§ **STATED GOAL**
Using the records provided below, locate and copy each line that contains the word "ذرهم".

§ **DATA FOR THIS TASK**
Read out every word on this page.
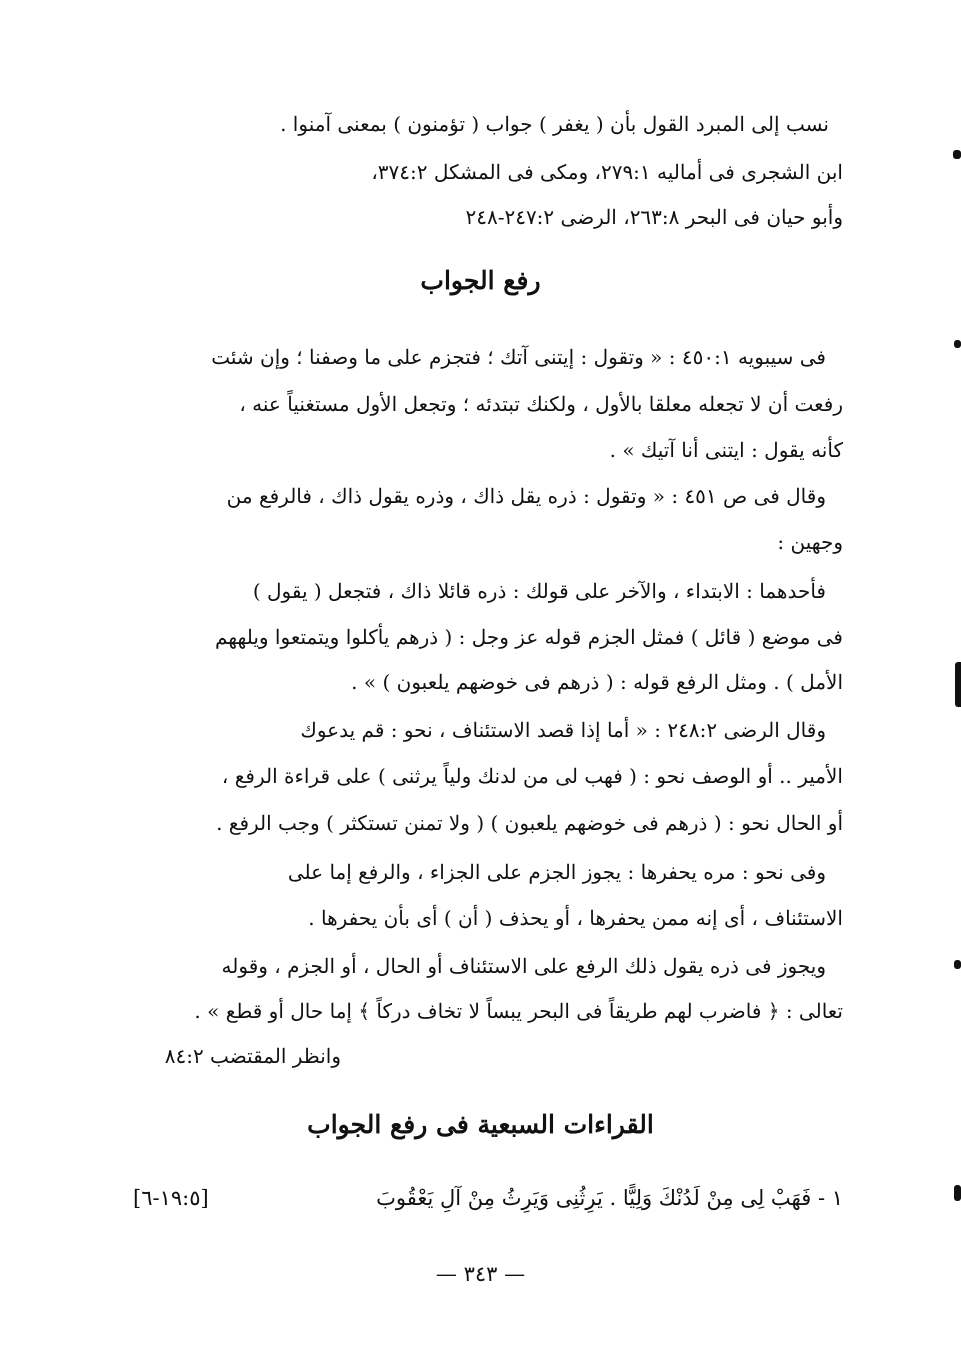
نسب إلى المبرد القول بأن ( يغفر ) جواب ( تؤمنون ) بمعنى آمنوا .
ابن الشجرى فى أماليه ٢٧٩:١، ومكى فى المشكل ٣٧٤:٢،
وأبو حيان فى البحر ٢٦٣:٨، الرضى ٢٤٧:٢-٢٤٨
رفع الجواب
فى سيبويه ٤٥٠:١ : « وتقول : إيتنى آتك ؛ فتجزم على ما وصفنا ؛ وإن شئت
رفعت أن لا تجعله معلقا بالأول ، ولكنك تبتدئه ؛ وتجعل الأول مستغنياً عنه ،
كأنه يقول : ايتنى أنا آتيك » .
وقال فى ص ٤٥١ : « وتقول : ذره يقل ذاك ، وذره يقول ذاك ، فالرفع من
وجهين :
فأحدهما : الابتداء ، والآخر على قولك : ذره قائلا ذاك ، فتجعل ( يقول )
فى موضع ( قائل ) فمثل الجزم قوله عز وجل : ( ذرهم يأكلوا ويتمتعوا ويلههم
الأمل ) . ومثل الرفع قوله : ( ذرهم فى خوضهم يلعبون ) » .
وقال الرضى ٢٤٨:٢ : « أما إذا قصد الاستئناف ، نحو : قم يدعوك
الأمير .. أو الوصف نحو : ( فهب لى من لدنك ولياً يرثنى ) على قراءة الرفع ،
أو الحال نحو : ( ذرهم فى خوضهم يلعبون ) ( ولا تمنن تستكثر ) وجب الرفع .
وفى نحو : مره يحفرها : يجوز الجزم على الجزاء ، والرفع إما على
الاستئناف ، أى إنه ممن يحفرها ، أو يحذف ( أن ) أى بأن يحفرها .
ويجوز فى ذره يقول ذلك الرفع على الاستئناف أو الحال ، أو الجزم ، وقوله
تعالى : ﴿ فاضرب لهم طريقاً فى البحر يبساً لا تخاف دركاً ﴾ إما حال أو قطع » .
وانظر المقتضب ٨٤:٢
القراءات السبعية فى رفع الجواب
١ - فَهَبْ لِى مِنْ لَدُنْكَ وَلِيًّا . يَرِثُنِى وَيَرِثُ مِنْ آلِ يَعْقُوبَ
[١٩:٥-٦]
— ٣٤٣ —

§ **REPLY**
فى موضع ( قائل ) فمثل الجزم قوله عز وجل : ( ذرهم يأكلوا ويتمتعوا ويلههم
الأمل ) . ومثل الرفع قوله : ( ذرهم فى خوضهم يلعبون ) » .
أو الحال نحو : ( ذرهم فى خوضهم يلعبون ) ( ولا تمنن تستكثر ) وجب الرفع .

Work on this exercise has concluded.